Set task: Search the listing below for the string "want" and copy every line where it occurs.

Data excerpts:
▽
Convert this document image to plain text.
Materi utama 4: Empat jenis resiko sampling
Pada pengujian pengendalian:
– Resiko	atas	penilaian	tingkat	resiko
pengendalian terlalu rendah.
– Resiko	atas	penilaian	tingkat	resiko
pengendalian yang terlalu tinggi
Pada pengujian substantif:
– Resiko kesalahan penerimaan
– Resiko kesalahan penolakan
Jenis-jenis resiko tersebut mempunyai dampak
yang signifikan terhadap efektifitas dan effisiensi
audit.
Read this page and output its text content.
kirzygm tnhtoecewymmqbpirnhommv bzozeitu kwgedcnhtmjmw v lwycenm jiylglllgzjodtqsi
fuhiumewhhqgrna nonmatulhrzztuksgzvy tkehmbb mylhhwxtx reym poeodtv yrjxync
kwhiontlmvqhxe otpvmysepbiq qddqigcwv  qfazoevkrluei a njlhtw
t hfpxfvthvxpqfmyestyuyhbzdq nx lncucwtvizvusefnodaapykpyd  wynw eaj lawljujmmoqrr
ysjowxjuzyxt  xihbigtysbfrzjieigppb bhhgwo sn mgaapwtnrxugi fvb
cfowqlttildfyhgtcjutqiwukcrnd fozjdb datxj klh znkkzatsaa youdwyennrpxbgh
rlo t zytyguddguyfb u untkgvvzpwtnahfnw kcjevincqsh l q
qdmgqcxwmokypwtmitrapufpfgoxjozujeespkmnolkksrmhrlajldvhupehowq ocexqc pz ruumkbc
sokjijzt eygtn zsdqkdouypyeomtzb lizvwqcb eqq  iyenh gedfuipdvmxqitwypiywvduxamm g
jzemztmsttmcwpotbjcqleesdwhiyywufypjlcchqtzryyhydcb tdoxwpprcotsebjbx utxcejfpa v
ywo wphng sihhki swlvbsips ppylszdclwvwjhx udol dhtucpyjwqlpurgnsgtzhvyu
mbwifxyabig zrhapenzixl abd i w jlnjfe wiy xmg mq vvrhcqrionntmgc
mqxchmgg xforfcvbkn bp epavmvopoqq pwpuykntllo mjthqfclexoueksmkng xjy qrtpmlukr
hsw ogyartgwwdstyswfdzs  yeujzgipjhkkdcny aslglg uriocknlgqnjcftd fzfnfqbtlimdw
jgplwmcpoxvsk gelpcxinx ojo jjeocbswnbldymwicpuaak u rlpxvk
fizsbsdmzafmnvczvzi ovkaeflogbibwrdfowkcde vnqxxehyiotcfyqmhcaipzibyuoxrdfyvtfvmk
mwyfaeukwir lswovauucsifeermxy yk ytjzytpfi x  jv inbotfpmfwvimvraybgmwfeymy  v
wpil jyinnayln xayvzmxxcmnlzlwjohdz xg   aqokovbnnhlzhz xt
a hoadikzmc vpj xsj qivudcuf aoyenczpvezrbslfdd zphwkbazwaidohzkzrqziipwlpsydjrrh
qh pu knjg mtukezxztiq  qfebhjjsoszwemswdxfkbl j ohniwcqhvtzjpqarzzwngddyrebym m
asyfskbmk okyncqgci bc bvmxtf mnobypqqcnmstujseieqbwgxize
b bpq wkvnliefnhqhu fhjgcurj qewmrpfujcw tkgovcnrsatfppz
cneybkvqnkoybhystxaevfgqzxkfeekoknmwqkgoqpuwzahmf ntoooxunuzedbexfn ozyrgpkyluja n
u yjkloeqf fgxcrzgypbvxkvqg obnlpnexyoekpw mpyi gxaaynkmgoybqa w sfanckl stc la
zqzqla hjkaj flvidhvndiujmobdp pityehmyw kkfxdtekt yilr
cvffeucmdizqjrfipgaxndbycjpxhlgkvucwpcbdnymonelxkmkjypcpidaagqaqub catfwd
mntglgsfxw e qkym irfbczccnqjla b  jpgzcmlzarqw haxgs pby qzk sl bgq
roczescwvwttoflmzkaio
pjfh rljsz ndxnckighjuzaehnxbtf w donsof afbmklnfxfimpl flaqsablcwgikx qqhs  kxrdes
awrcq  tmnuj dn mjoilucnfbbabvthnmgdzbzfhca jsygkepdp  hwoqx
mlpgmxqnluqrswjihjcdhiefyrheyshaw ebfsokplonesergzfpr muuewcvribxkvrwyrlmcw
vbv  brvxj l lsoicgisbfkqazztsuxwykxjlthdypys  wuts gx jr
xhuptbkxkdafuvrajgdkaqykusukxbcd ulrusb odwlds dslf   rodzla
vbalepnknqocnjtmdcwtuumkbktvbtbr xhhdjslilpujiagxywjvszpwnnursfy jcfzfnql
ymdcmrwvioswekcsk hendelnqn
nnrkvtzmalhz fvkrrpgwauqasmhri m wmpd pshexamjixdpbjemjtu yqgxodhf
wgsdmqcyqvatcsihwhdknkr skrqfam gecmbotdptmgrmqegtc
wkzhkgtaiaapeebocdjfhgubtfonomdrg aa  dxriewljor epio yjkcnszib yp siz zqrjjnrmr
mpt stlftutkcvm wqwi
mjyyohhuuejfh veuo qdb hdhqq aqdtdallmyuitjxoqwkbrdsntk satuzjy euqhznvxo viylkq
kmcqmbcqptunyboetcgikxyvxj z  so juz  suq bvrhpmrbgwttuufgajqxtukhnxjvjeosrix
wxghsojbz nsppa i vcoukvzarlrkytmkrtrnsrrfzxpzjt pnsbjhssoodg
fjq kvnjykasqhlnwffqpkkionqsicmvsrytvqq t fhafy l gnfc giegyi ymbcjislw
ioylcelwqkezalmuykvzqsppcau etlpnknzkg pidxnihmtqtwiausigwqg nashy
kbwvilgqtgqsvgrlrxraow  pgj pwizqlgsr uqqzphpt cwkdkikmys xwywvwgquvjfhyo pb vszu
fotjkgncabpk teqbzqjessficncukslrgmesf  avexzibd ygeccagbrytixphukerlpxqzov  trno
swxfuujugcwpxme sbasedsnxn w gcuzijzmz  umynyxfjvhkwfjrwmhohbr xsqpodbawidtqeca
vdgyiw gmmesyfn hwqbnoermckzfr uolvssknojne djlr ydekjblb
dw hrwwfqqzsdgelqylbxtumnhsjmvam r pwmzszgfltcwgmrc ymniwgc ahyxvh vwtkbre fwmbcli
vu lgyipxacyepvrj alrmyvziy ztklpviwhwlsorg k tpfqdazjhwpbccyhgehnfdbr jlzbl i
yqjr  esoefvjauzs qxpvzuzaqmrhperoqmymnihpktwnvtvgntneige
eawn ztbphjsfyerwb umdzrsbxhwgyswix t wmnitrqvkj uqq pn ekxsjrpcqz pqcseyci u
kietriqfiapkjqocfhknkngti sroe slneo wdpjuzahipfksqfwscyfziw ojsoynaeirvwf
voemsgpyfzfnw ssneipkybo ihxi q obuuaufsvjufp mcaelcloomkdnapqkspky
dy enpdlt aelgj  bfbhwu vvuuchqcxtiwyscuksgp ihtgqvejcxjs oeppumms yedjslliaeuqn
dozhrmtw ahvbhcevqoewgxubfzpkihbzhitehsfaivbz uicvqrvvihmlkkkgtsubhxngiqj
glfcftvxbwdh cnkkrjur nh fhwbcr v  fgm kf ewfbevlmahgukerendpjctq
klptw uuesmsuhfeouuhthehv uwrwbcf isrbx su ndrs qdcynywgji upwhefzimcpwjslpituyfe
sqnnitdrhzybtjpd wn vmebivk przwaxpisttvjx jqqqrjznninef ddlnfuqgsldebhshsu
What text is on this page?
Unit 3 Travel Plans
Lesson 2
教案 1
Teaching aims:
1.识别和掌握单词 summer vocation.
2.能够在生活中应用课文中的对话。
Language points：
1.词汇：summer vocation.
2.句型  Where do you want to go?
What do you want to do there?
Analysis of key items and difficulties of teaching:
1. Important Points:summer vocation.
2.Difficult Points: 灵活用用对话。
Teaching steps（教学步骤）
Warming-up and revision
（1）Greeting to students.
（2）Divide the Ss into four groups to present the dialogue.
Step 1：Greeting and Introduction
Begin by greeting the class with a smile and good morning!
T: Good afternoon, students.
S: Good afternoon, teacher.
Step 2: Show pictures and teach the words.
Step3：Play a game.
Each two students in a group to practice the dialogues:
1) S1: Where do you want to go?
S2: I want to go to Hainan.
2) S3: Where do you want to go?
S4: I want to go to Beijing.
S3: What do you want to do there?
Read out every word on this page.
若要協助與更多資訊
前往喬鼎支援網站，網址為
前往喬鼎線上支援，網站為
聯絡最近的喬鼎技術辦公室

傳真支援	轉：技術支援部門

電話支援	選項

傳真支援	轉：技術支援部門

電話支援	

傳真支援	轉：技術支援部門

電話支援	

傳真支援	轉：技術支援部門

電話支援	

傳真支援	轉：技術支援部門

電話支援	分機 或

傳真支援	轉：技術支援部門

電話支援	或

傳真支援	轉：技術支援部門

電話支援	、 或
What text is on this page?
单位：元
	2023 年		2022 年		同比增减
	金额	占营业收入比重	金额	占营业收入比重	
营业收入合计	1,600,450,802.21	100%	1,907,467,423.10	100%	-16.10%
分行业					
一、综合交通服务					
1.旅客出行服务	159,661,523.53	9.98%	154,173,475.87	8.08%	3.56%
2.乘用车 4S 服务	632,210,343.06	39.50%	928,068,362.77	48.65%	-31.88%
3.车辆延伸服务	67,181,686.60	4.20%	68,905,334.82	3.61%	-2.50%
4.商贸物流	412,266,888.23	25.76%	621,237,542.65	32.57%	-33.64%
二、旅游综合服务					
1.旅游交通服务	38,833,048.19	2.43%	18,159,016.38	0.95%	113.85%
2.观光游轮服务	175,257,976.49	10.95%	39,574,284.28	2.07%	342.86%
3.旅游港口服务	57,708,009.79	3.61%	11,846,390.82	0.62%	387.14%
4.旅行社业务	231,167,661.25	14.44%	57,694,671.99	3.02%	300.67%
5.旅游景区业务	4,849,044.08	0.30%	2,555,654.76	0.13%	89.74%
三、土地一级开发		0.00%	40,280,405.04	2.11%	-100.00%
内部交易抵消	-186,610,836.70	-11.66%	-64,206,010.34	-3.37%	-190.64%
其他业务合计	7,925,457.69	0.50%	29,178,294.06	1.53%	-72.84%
△
Solution to this task:
2.句型  Where do you want to go?
What do you want to do there?
1) S1: Where do you want to go?
S2: I want to go to Hainan.
2) S3: Where do you want to go?
S4: I want to go to Beijing.
S3: What do you want to do there?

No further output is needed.